Brief: Extract every line where the string "Unit" appears.

Data to process:
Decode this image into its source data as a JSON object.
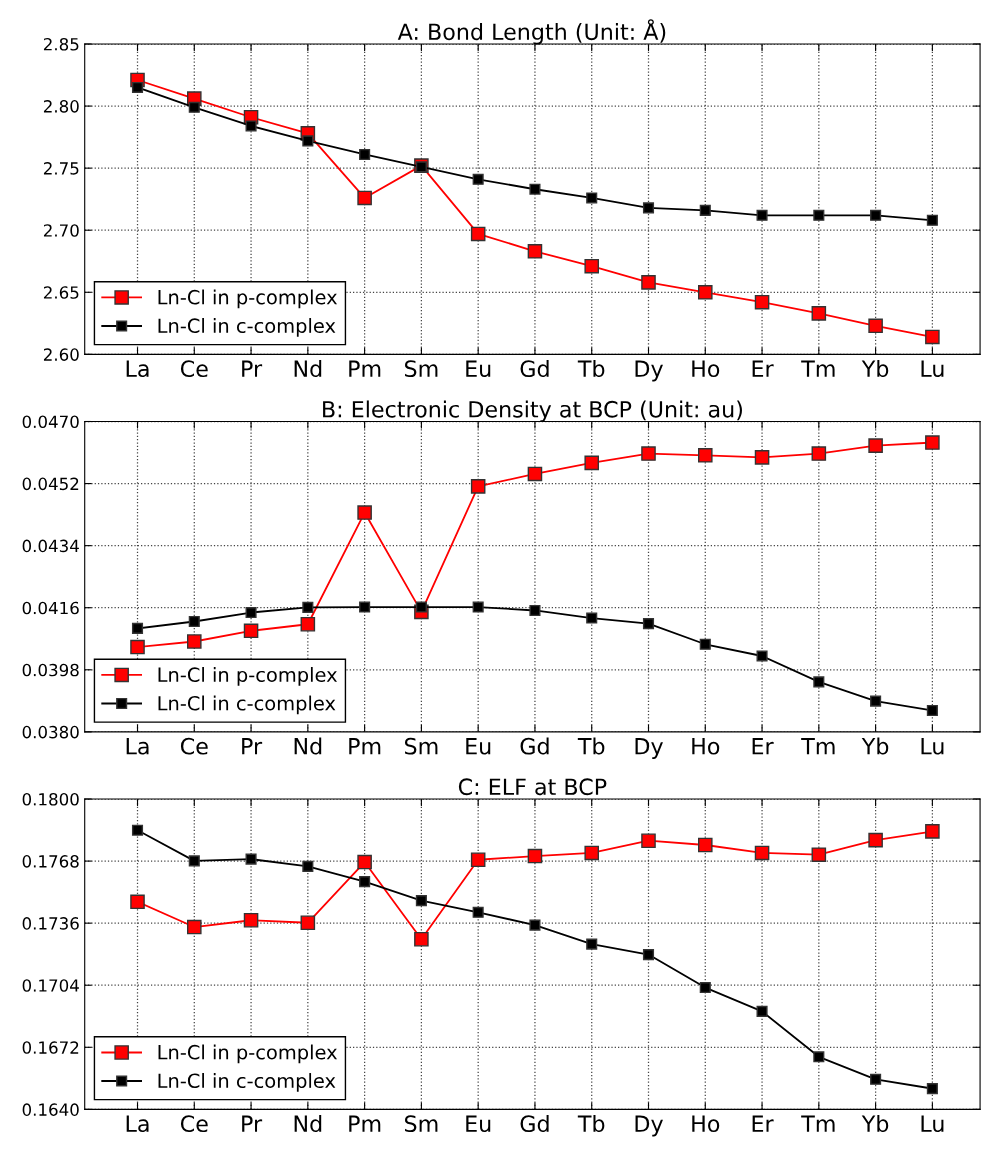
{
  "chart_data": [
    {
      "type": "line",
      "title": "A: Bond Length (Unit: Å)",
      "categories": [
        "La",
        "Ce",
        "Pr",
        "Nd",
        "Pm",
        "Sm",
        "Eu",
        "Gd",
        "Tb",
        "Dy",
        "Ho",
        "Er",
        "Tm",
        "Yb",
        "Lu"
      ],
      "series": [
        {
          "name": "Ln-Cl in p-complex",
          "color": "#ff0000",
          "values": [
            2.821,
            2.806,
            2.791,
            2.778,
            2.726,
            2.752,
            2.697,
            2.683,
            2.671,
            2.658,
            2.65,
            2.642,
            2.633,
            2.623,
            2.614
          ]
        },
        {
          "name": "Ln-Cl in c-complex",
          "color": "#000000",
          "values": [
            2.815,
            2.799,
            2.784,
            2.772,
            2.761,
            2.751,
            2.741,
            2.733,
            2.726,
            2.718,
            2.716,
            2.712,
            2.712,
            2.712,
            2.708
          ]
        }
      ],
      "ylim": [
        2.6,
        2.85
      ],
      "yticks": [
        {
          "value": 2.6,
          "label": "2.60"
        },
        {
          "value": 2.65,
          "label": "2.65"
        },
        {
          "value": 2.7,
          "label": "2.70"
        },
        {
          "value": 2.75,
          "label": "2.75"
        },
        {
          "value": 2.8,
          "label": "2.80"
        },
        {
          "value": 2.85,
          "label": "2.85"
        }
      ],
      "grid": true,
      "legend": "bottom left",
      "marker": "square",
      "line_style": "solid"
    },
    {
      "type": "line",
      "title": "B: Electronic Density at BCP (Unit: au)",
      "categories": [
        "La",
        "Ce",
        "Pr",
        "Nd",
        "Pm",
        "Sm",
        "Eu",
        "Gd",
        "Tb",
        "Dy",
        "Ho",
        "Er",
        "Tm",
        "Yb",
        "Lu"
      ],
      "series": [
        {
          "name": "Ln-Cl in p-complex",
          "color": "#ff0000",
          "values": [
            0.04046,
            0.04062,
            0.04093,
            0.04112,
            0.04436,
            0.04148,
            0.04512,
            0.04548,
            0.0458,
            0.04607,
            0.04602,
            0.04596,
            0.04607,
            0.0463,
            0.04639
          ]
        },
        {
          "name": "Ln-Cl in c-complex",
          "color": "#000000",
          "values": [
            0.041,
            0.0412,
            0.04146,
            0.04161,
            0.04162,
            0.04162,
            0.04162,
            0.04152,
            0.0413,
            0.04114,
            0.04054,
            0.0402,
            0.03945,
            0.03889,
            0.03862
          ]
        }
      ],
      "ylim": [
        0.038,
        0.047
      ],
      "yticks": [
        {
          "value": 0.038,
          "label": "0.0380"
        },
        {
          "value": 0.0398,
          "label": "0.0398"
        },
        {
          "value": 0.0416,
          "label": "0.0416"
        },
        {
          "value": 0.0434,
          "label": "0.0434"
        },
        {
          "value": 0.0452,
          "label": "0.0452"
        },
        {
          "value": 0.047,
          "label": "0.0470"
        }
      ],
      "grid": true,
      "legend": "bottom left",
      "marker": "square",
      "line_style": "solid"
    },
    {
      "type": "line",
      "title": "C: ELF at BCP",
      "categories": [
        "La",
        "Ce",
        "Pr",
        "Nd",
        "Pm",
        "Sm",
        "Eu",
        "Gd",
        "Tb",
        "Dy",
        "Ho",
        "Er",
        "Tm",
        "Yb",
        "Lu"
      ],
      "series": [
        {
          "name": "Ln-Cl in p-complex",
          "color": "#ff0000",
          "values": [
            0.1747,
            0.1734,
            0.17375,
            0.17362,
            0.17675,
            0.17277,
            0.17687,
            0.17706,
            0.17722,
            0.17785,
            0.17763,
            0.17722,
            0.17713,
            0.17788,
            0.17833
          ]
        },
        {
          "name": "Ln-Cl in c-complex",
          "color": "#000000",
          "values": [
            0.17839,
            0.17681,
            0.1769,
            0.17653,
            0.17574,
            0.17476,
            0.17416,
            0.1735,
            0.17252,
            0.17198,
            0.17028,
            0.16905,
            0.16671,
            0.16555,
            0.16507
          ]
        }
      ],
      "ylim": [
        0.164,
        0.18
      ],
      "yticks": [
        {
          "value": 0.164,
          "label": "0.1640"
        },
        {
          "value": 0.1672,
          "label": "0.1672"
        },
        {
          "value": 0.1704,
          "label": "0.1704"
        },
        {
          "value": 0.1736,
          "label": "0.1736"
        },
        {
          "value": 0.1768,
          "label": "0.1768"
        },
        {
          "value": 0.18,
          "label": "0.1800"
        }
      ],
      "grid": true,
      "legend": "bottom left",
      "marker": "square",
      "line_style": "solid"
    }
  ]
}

---

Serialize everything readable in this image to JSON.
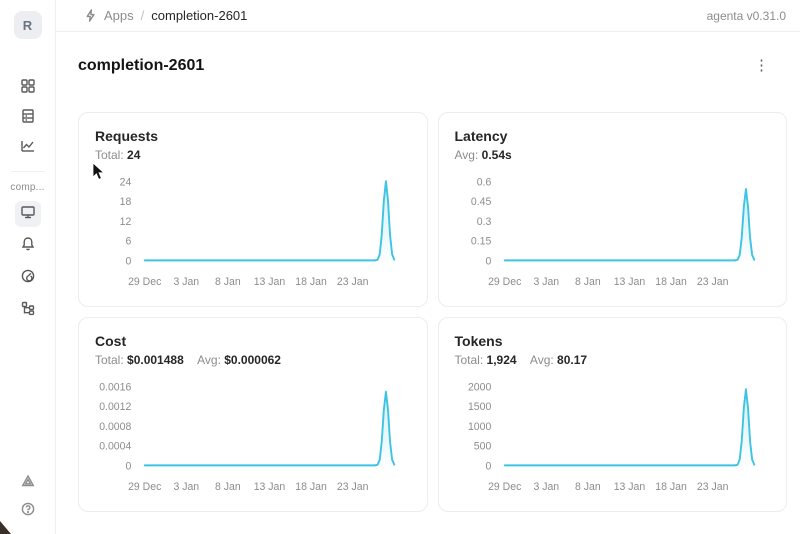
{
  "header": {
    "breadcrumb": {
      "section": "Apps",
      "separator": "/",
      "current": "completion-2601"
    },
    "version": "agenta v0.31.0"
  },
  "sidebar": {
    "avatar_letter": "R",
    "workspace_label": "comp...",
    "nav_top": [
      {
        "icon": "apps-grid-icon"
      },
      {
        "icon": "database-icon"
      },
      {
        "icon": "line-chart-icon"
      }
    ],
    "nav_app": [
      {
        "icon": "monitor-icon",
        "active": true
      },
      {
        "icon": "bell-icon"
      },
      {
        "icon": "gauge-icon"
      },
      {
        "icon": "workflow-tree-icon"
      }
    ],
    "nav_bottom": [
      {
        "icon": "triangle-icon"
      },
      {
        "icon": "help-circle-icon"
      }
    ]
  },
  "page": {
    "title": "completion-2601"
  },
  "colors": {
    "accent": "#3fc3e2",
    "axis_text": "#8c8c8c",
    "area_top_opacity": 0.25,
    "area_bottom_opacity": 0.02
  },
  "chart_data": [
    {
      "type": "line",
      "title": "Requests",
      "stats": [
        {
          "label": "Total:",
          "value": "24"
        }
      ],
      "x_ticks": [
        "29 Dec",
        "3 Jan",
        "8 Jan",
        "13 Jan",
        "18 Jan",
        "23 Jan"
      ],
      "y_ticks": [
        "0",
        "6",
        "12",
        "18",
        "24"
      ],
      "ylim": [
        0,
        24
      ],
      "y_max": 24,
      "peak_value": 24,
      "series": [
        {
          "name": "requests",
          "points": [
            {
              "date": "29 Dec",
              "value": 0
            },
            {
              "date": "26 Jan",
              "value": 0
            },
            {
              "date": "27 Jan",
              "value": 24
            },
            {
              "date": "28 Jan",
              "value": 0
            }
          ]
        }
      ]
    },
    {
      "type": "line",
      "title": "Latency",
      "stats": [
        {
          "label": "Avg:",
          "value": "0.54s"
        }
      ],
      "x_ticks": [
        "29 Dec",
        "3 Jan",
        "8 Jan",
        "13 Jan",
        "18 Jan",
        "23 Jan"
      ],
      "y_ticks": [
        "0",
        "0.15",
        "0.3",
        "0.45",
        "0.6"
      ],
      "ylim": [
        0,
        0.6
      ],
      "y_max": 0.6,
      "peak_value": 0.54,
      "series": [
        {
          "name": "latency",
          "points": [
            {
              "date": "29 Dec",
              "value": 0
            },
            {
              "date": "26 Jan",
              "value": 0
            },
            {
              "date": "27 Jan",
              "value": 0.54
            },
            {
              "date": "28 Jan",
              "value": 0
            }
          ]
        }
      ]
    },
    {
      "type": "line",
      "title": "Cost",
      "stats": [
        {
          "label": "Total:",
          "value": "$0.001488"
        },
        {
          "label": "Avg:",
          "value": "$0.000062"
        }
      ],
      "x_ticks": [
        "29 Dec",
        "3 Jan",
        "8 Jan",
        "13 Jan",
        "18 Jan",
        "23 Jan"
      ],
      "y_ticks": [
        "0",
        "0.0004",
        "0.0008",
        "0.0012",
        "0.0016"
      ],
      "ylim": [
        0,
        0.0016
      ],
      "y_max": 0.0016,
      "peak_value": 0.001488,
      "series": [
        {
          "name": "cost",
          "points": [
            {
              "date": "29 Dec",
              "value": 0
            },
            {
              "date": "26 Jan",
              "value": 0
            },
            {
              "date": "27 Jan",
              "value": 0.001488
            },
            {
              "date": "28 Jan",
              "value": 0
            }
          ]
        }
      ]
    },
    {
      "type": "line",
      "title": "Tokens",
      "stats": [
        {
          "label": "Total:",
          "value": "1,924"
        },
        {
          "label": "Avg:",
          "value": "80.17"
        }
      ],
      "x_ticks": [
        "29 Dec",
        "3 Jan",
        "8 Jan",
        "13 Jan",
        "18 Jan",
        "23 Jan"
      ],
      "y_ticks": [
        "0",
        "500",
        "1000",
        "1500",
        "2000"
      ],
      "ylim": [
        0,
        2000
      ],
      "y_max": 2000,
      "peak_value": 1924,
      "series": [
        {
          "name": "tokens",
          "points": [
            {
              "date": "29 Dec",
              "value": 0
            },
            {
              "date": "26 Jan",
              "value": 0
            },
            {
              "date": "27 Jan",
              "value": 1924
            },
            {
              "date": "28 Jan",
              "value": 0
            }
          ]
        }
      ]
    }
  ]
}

Final result:
      "title": "A: Bond Length (Unit: Å)",
      "title": "B: Electronic Density at BCP (Unit: au)",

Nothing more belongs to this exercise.